Scan the data below. Pull out each line where "JSON" occurs.

◇ ◇ ◇

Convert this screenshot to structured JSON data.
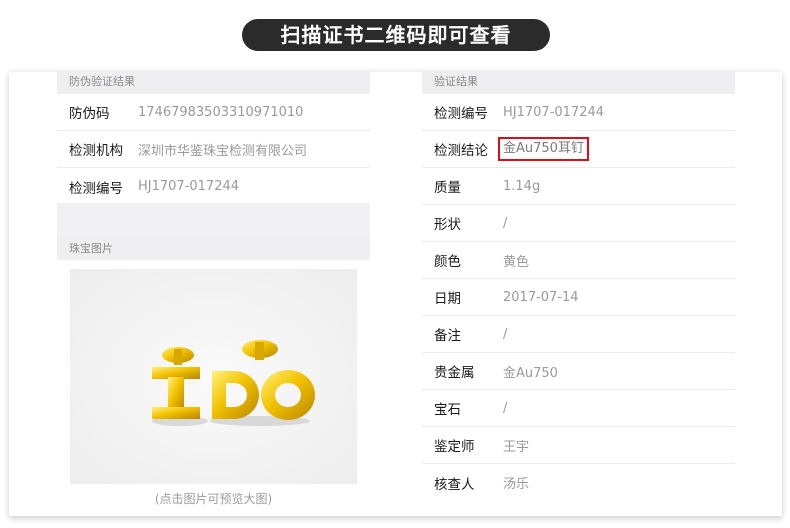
{
  "banner": {
    "title": "扫描证书二维码即可查看"
  },
  "left": {
    "header": "防伪验证结果",
    "rows": [
      {
        "label": "防伪码",
        "value": "17467983503310971010"
      },
      {
        "label": "检测机构",
        "value": "深圳市华鉴珠宝检测有限公司"
      },
      {
        "label": "检测编号",
        "value": "HJ1707-017244"
      }
    ],
    "gem_header": "珠宝图片",
    "photo": {
      "text": "I DO"
    },
    "caption": "(点击图片可预览大图)"
  },
  "right": {
    "header": "验证结果",
    "rows": [
      {
        "label": "检测编号",
        "value": "HJ1707-017244"
      },
      {
        "label": "检测结论",
        "value": "金Au750耳钉"
      },
      {
        "label": "质量",
        "value": "1.14g"
      },
      {
        "label": "形状",
        "value": "/"
      },
      {
        "label": "颜色",
        "value": "黄色"
      },
      {
        "label": "日期",
        "value": "2017-07-14"
      },
      {
        "label": "备注",
        "value": "/"
      },
      {
        "label": "贵金属",
        "value": "金Au750"
      },
      {
        "label": "宝石",
        "value": "/"
      },
      {
        "label": "鉴定师",
        "value": "王宇"
      },
      {
        "label": "核查人",
        "value": "汤乐"
      }
    ]
  },
  "colors": {
    "highlight": "#d8101c",
    "banner": "#2b2b2b",
    "gold": "#f2c200"
  }
}
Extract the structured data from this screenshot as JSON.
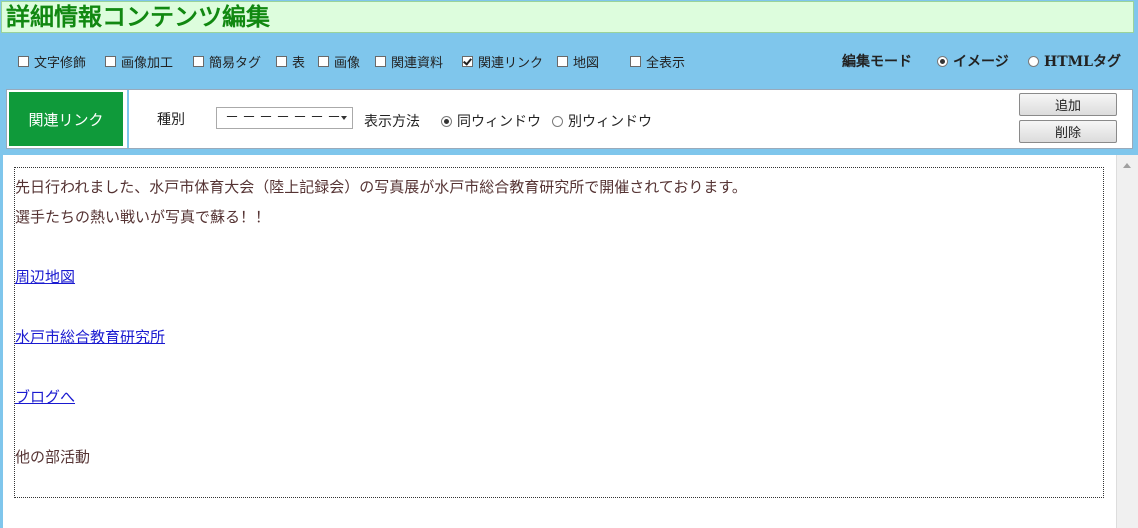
{
  "title": "詳細情報コンテンツ編集",
  "toolbar": {
    "options": [
      {
        "label": "文字修飾",
        "checked": false
      },
      {
        "label": "画像加工",
        "checked": false
      },
      {
        "label": "簡易タグ",
        "checked": false
      },
      {
        "label": "表",
        "checked": false
      },
      {
        "label": "画像",
        "checked": false
      },
      {
        "label": "関連資料",
        "checked": false
      },
      {
        "label": "関連リンク",
        "checked": true
      },
      {
        "label": "地図",
        "checked": false
      }
    ],
    "show_all": {
      "label": "全表示",
      "checked": false
    },
    "edit_mode": {
      "label": "編集モード",
      "options": [
        {
          "label": "イメージ",
          "selected": true
        },
        {
          "label": "HTMLタグ",
          "selected": false
        }
      ]
    }
  },
  "link_panel": {
    "tag": "関連リンク",
    "kind_label": "種別",
    "kind_value": "－－－－－－－",
    "display_label": "表示方法",
    "display_options": [
      {
        "label": "同ウィンドウ",
        "selected": true
      },
      {
        "label": "別ウィンドウ",
        "selected": false
      }
    ],
    "add_button": "追加",
    "delete_button": "削除"
  },
  "content": {
    "lines": [
      "先日行われました、水戸市体育大会（陸上記録会）の写真展が水戸市総合教育研究所で開催されております。",
      "選手たちの熱い戦いが写真で蘇る！！",
      "",
      "周辺地図",
      "",
      "水戸市総合教育研究所",
      "",
      "ブログへ",
      "",
      "他の部活動"
    ]
  },
  "colors": {
    "background": "#7fc6ec",
    "title_text": "#118811",
    "panel_tag": "#0f9a3a",
    "link": "#1a1ad0"
  }
}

◇ ◇ ◇

Answer to this problem:
Convert this screenshot to structured JSON data.
Extract the structured data from this screenshot as JSON.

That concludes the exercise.